**Brief:** Spot each line that carries the word "work"; copy those lines.

**Entries provided:**
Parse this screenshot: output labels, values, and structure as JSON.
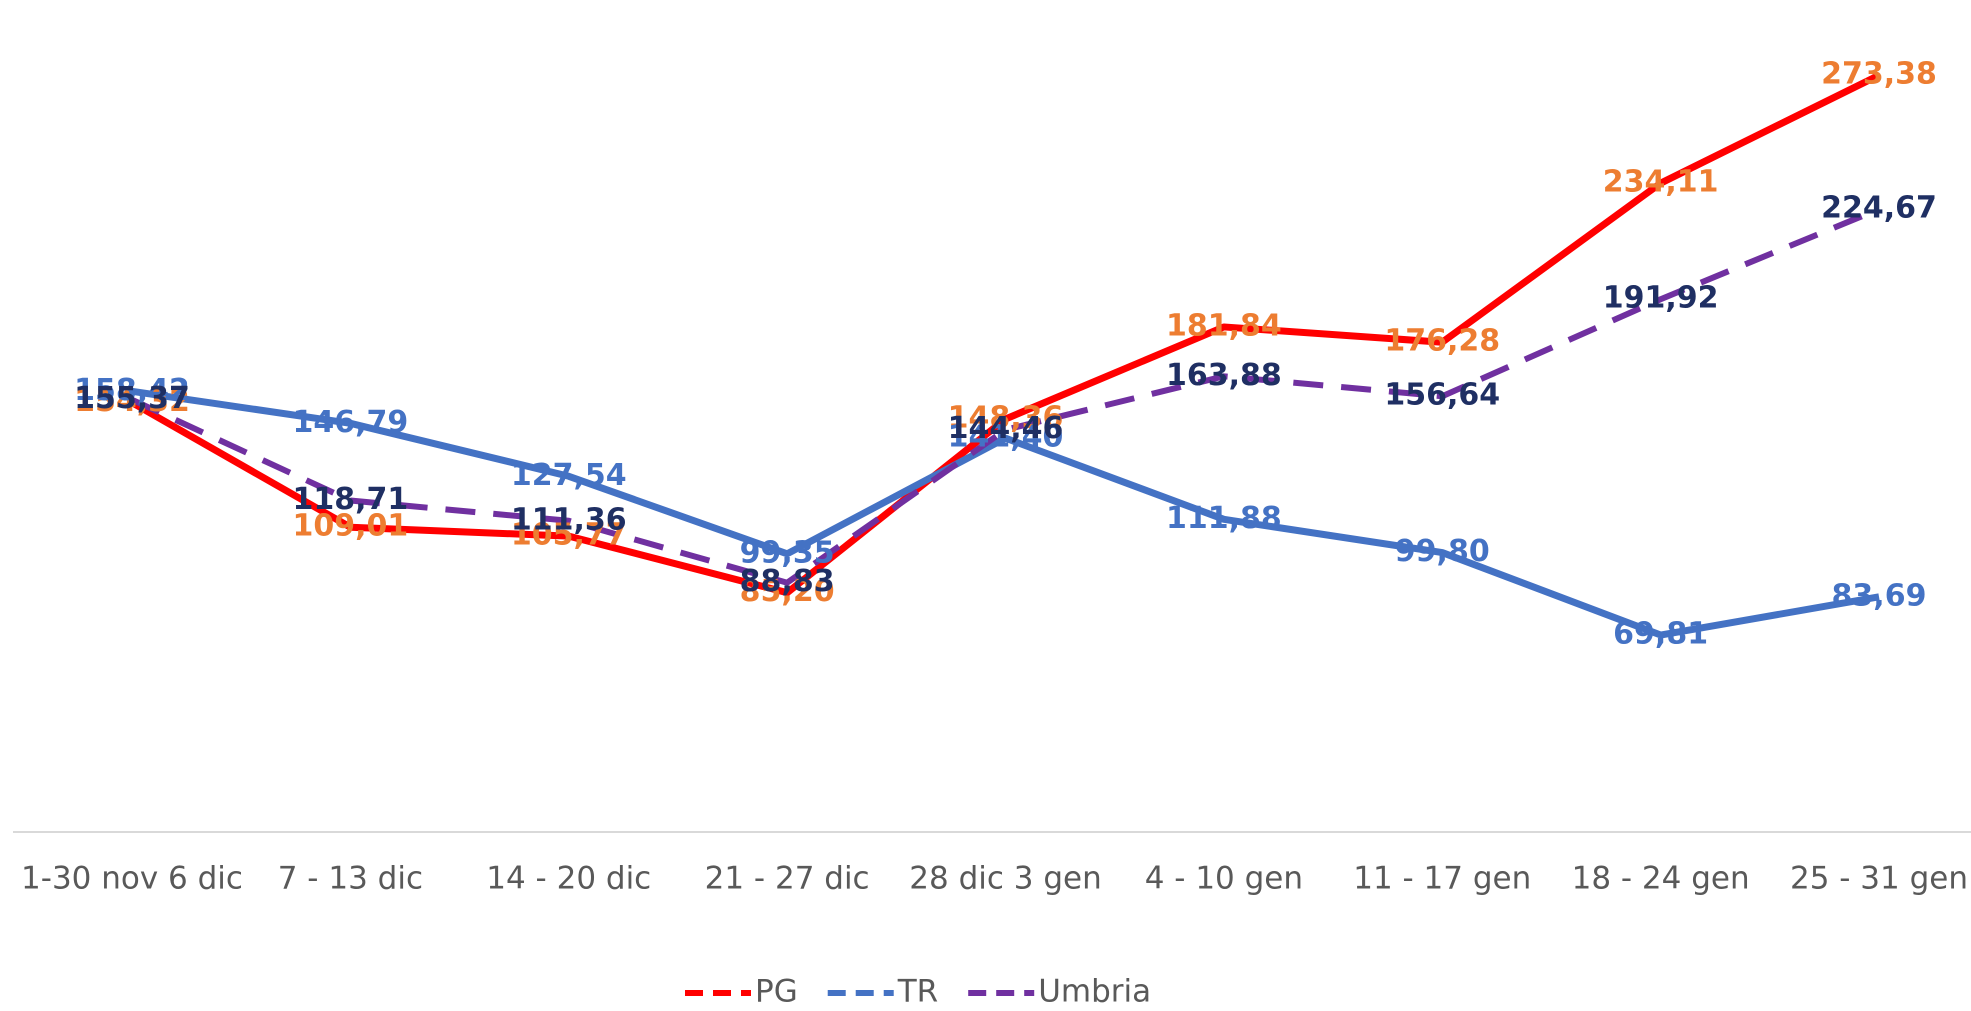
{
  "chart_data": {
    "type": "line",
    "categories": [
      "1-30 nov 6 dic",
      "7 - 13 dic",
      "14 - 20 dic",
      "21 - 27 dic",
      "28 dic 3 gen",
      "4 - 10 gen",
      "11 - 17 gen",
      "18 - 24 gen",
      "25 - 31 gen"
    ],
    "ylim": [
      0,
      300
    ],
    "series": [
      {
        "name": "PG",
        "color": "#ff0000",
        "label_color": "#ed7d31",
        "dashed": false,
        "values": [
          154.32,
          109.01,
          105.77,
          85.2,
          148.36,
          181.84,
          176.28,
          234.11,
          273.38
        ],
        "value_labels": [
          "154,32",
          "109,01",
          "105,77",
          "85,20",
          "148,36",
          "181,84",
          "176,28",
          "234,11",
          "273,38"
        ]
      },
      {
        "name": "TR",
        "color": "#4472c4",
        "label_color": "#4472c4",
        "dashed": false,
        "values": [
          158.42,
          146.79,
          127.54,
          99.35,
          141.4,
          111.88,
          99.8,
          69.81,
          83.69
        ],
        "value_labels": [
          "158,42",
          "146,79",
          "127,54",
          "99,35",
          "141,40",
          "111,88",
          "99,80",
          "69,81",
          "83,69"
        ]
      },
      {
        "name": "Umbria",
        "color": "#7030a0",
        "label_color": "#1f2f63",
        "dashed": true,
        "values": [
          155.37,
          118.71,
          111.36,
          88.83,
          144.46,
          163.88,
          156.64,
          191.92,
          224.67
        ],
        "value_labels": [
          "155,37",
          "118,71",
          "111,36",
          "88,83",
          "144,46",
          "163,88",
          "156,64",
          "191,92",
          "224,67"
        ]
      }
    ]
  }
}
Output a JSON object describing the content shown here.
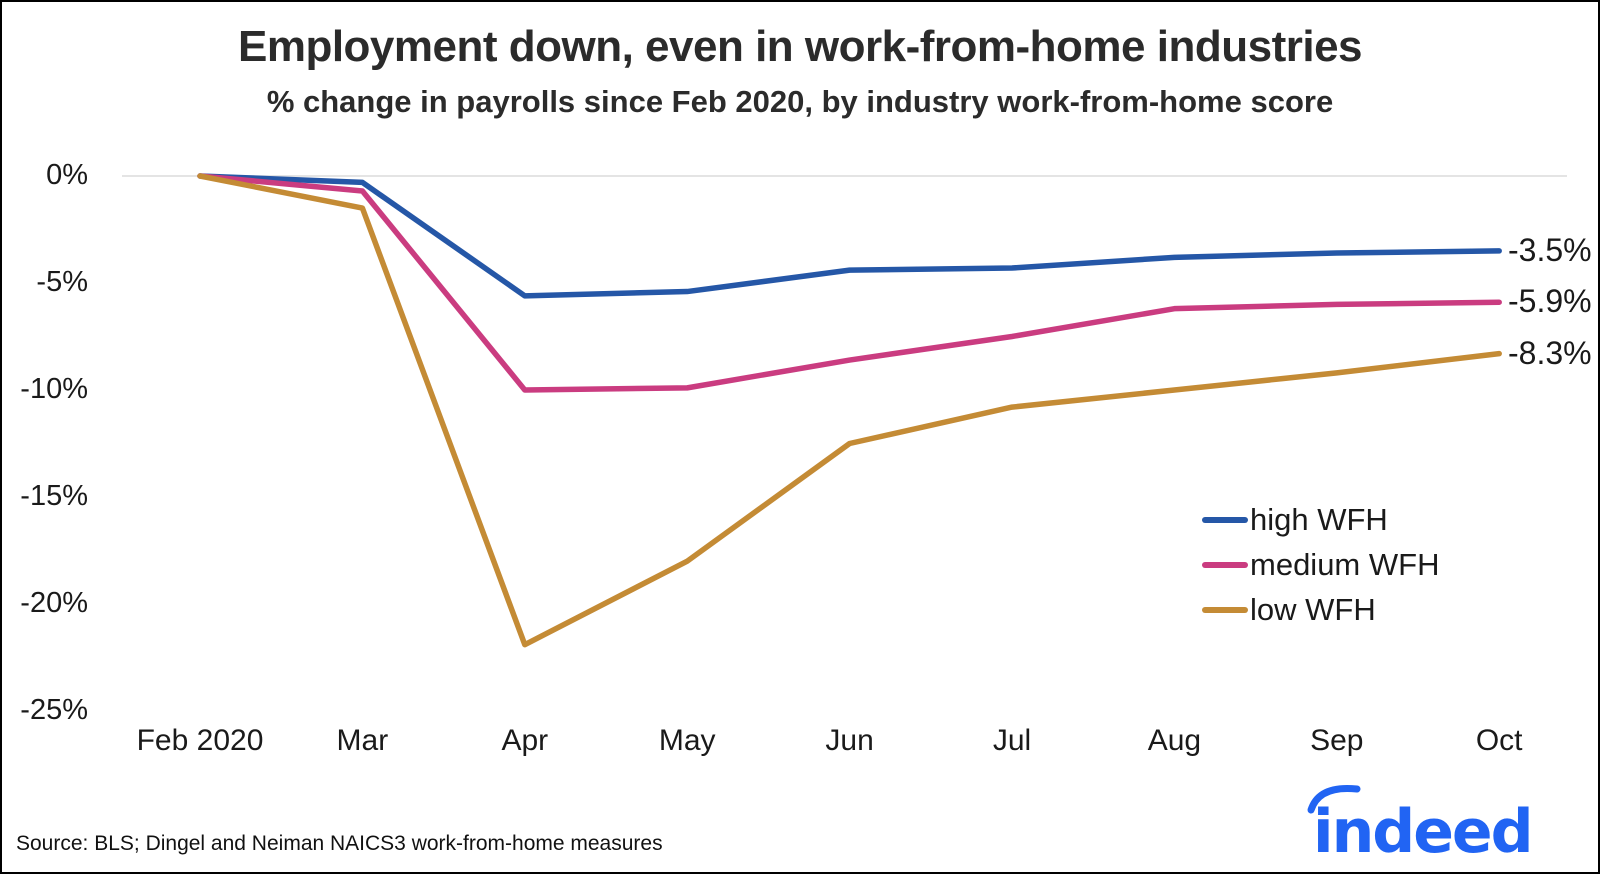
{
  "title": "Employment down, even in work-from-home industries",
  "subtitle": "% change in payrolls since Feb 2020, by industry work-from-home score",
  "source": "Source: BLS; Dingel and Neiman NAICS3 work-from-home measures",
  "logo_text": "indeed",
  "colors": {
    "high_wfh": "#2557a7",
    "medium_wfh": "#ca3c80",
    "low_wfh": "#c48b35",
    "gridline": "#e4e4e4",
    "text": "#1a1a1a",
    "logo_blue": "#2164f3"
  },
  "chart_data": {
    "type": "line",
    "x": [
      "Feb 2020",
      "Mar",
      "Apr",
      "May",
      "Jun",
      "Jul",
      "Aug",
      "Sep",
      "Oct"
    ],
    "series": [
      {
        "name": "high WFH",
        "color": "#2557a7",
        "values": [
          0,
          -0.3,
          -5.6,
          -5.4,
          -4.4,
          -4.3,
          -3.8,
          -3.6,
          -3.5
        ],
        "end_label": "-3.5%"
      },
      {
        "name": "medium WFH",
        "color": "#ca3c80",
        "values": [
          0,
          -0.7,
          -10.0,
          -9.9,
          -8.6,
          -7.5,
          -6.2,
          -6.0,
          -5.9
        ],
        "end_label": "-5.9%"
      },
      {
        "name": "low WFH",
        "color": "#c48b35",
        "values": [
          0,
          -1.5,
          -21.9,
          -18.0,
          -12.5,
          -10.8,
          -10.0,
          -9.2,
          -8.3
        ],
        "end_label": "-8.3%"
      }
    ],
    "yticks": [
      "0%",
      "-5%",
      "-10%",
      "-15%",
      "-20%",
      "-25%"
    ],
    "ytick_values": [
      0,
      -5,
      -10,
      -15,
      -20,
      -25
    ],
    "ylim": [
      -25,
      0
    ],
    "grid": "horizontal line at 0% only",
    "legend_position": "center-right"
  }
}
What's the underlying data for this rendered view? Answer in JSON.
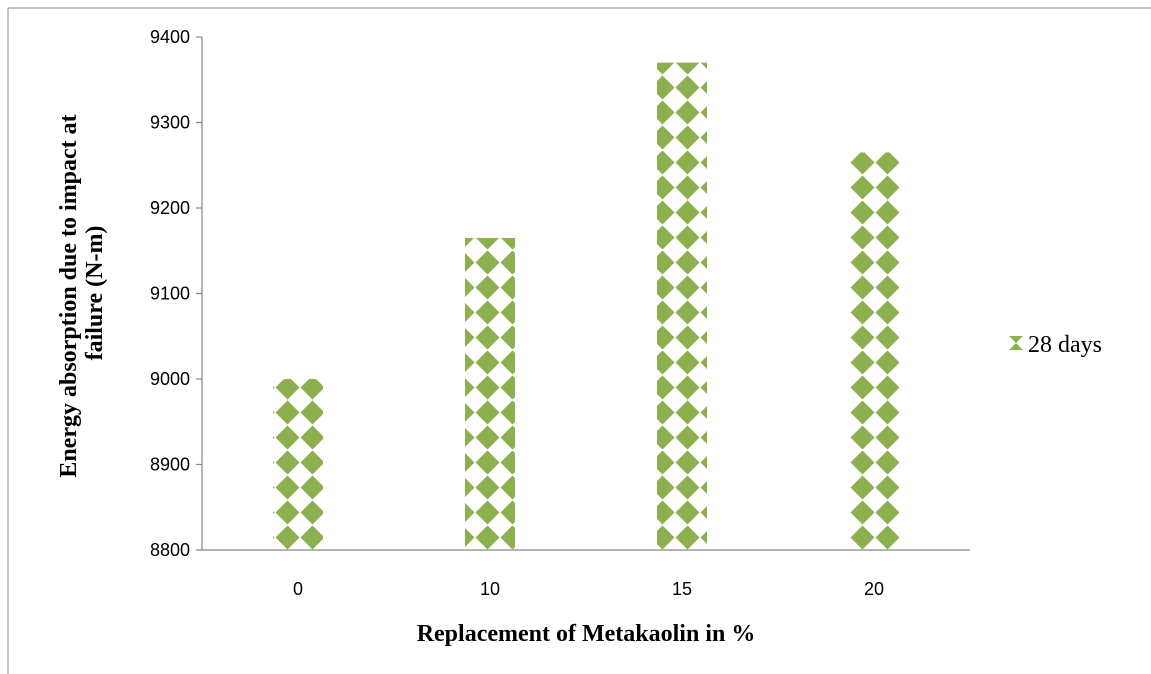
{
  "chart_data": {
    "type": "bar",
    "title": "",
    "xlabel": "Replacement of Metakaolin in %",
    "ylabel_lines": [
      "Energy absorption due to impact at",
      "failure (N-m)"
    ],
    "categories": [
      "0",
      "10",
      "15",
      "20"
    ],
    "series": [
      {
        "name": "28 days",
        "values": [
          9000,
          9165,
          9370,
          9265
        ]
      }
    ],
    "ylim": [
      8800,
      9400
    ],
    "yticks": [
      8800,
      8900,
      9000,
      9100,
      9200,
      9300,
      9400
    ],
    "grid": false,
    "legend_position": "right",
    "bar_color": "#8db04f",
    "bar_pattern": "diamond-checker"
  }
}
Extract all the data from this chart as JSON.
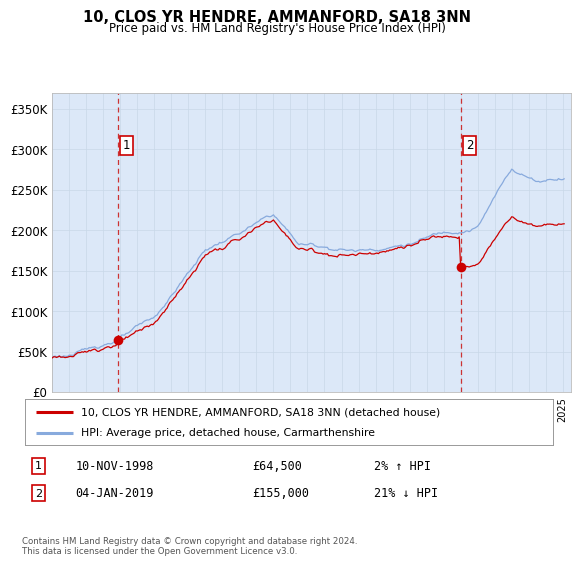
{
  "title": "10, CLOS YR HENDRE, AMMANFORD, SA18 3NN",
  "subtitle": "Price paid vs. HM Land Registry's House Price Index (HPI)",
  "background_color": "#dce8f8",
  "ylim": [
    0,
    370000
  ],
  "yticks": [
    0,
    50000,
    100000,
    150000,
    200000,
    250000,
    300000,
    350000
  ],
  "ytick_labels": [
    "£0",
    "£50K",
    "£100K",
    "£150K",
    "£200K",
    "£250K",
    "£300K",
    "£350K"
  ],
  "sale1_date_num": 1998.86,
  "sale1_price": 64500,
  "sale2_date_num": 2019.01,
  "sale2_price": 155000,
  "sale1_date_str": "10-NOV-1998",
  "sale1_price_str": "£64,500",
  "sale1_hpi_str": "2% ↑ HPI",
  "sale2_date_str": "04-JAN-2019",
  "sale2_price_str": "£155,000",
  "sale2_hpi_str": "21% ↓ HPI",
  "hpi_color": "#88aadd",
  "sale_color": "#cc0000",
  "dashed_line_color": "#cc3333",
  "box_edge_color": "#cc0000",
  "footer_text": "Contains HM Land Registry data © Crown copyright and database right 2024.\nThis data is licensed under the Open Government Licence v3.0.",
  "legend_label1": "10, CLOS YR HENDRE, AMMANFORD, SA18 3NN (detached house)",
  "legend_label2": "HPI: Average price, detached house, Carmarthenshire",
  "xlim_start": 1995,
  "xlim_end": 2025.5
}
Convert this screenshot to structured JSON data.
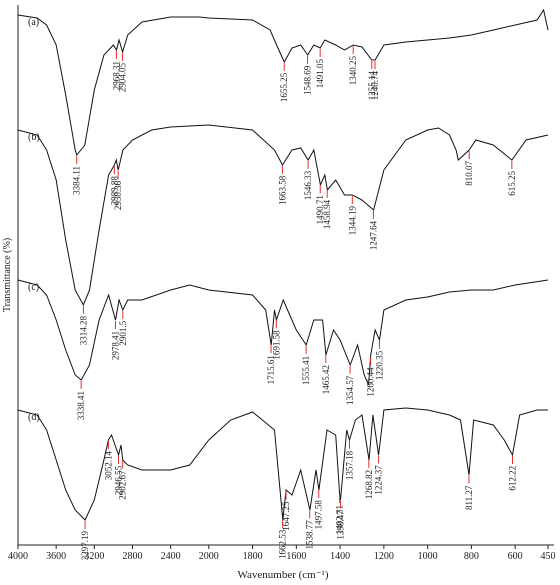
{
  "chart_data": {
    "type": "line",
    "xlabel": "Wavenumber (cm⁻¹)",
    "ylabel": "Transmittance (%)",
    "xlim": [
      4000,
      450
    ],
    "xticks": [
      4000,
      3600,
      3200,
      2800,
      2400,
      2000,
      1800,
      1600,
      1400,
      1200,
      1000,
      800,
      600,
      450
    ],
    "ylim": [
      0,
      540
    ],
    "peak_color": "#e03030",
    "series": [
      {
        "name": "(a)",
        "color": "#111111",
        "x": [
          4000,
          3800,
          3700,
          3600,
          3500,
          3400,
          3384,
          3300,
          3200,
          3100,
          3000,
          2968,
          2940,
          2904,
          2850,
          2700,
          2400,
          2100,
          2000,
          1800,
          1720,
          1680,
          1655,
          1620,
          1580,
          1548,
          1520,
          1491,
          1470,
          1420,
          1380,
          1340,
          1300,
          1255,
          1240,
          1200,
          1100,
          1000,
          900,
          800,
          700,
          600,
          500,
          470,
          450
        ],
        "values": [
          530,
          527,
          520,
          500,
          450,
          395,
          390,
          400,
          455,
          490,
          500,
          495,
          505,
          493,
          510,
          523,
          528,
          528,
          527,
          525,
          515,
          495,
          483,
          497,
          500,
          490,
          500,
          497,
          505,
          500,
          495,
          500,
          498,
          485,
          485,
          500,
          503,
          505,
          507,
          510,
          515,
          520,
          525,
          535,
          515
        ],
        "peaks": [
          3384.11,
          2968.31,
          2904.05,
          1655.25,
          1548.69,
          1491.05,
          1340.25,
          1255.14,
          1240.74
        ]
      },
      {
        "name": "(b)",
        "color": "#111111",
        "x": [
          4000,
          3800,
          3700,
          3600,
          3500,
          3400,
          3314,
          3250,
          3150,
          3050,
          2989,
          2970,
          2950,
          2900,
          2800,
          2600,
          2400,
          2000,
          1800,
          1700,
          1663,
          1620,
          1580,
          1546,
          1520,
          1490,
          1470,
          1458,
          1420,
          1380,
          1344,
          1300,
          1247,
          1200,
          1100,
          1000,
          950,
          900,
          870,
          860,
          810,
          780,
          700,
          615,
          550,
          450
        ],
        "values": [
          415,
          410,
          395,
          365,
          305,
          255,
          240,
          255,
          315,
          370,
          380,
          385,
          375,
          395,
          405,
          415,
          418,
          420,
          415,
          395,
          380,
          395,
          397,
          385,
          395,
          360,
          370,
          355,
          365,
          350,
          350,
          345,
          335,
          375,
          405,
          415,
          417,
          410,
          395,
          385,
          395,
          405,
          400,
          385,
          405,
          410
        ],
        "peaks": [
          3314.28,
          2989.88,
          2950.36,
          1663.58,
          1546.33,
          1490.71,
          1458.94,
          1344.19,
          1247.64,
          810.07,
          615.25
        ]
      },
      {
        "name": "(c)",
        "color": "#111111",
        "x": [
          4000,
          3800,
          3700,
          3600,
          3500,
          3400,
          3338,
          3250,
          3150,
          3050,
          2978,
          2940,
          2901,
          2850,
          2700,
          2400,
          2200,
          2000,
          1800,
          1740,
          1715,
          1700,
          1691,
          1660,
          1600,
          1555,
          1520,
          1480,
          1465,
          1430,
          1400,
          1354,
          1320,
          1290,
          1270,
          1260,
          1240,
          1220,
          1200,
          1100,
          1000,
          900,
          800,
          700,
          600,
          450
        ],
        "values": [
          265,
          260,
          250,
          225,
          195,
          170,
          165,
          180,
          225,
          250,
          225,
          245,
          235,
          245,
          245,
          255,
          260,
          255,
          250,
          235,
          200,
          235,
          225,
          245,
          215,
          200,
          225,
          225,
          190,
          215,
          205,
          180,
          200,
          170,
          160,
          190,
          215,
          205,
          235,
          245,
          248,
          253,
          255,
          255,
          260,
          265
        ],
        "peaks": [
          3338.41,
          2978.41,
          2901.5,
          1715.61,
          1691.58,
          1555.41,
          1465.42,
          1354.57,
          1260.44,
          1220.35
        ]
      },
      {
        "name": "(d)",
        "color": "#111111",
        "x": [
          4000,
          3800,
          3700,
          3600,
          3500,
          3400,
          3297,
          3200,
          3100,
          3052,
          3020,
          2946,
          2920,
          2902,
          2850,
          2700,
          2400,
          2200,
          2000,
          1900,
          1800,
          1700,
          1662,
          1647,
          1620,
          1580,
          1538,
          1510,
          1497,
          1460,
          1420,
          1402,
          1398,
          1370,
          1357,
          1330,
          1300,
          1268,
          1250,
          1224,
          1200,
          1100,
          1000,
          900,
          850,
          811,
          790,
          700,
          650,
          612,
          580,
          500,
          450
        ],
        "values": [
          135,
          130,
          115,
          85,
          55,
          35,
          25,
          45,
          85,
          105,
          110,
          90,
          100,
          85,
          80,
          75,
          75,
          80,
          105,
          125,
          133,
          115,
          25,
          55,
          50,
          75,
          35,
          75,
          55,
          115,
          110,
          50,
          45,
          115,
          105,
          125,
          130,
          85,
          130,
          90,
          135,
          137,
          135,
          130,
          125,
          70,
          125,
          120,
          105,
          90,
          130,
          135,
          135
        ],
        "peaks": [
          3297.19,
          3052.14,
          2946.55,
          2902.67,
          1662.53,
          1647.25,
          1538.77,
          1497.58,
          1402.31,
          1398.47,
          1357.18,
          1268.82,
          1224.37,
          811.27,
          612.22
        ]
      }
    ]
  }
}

**Expected output:**
  "title": "Employment down, even in work-from-home industries",
  "subtitle": "% change in payrolls since Feb 2020, by industry work-from-home score",
  "source": "Source: BLS; Dingel and Neiman NAICS3 work-from-home measures",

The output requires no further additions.